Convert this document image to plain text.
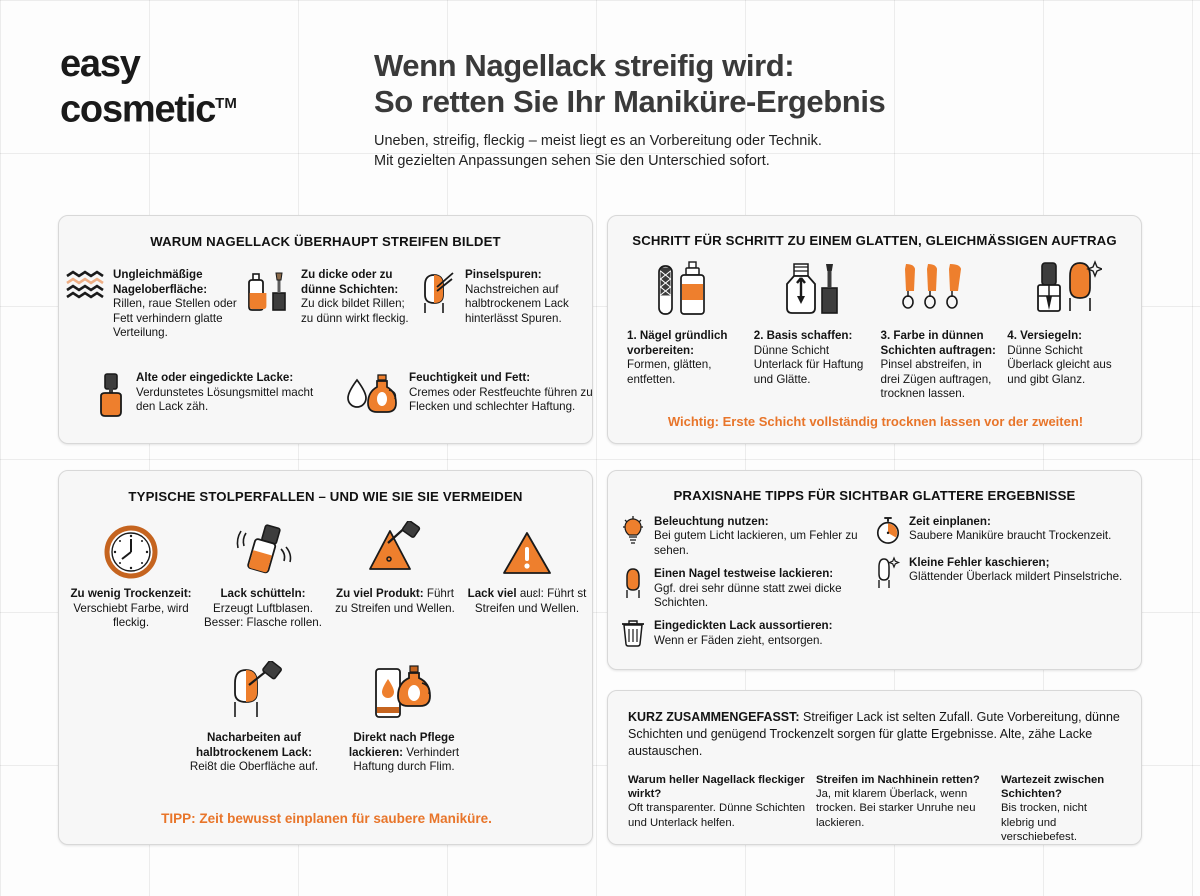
easy
cosmetic™
Wenn Nagellack streifig wird:
So retten Sie Ihr Maniküre-Ergebnis
Uneben, streifig, fleckig – meist liegt es an Vorbereitung oder Technik.
Mit gezielten Anpassungen sehen Sie den Unterschied sofort.
WARUM NAGELLACK ÜBERHAUPT STREIFEN BILDET
Ungleichmäßige Nageloberfläche:
Rillen, raue Stellen oder Fett verhindern glatte Verteilung.
Zu dicke oder zu dünne Schichten:
Zu dick bildet Rillen; zu dünn wirkt fleckig.
Pinselspuren:
Nachstreichen auf halbtrockenem Lack hinterlässt Spuren.
Alte oder eingedickte Lacke:
Verdunstetes Lösungsmittel macht den Lack zäh.
Feuchtigkeit und Fett:
Cremes oder Restfeuchte führen zu Flecken und schlechter Haftung.
SCHRITT FÜR SCHRITT ZU EINEM GLATTEN, GLEICHMÄSSIGEN AUFTRAG
1. Nägel gründlich vorbereiten:
Formen, glätten, entfetten.
2. Basis schaffen:
Dünne Schicht Unterlack für Haftung und Glätte.
3. Farbe in dünnen Schichten auftragen:
Pinsel abstreifen, in drei Zügen auftragen, trocknen lassen.
4. Versiegeln:
Dünne Schicht Überlack gleicht aus und gibt Glanz.
Wichtig: Erste Schicht vollständig trocknen lassen vor der zweiten!
TYPISCHE STOLPERFALLEN – UND WIE SIE SIE VERMEIDEN
Zu wenig Trockenzeit: Verschiebt Farbe, wird fleckig.
Lack schütteln: Erzeugt Luftblasen. Besser: Flasche rollen.
Zu viel Produkt: Führt zu Streifen und Wellen.
Lack viel auɛl: Führt st Streifen und Wellen.
Nacharbeiten auf halbtrockenem Lack: Rei8t die Oberfläche auf.
Direkt nach Pflege lackieren: Verhindert Haftung durch Flim.
TIPP: Zeit bewusst einplanen für saubere Maniküre.
PRAXISNAHE TIPPS FÜR SICHTBAR GLATTERE ERGEBNISSE
Beleuchtung nutzen:
Bei gutem Licht lackieren, um Fehler zu sehen.
Einen Nagel testweise lackieren:
Ggf. drei sehr dünne statt zwei dicke Schichten.
Eingedickten Lack aussortieren:
Wenn er Fäden zieht, entsorgen.
Zeit einplanen:
Saubere Maniküre braucht Trockenzeit.
Kleine Fehler kaschieren;
Glättender Überlack mildert Pinselstriche.
KURZ ZUSAMMENGEFASST: Streifiger Lack ist selten Zufall. Gute Vorbereitung, dünne Schichten und genügend Trockenzelt sorgen für glatte Ergebnisse. Alte, zähe Lacke austauschen.
Warum heller Nagellack fleckiger wirkt?
Oft transparenter. Dünne Schichten und Unterlack helfen.
Streifen im Nachhinein retten?
Ja, mit klarem Überlack, wenn trocken. Bei starker Unruhe neu lackieren.
Wartezeit zwischen Schichten?
Bis trocken, nicht klebrig und verschiebefest.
◇ ◇ ◇ ◇ ◇
- **Required task**: In the listing above, locate each line with "dicke" and copy it.

- **Answer to this task**:
Zu dicke oder zu dünne Schichten:
Ggf. drei sehr dünne statt zwei dicke Schichten.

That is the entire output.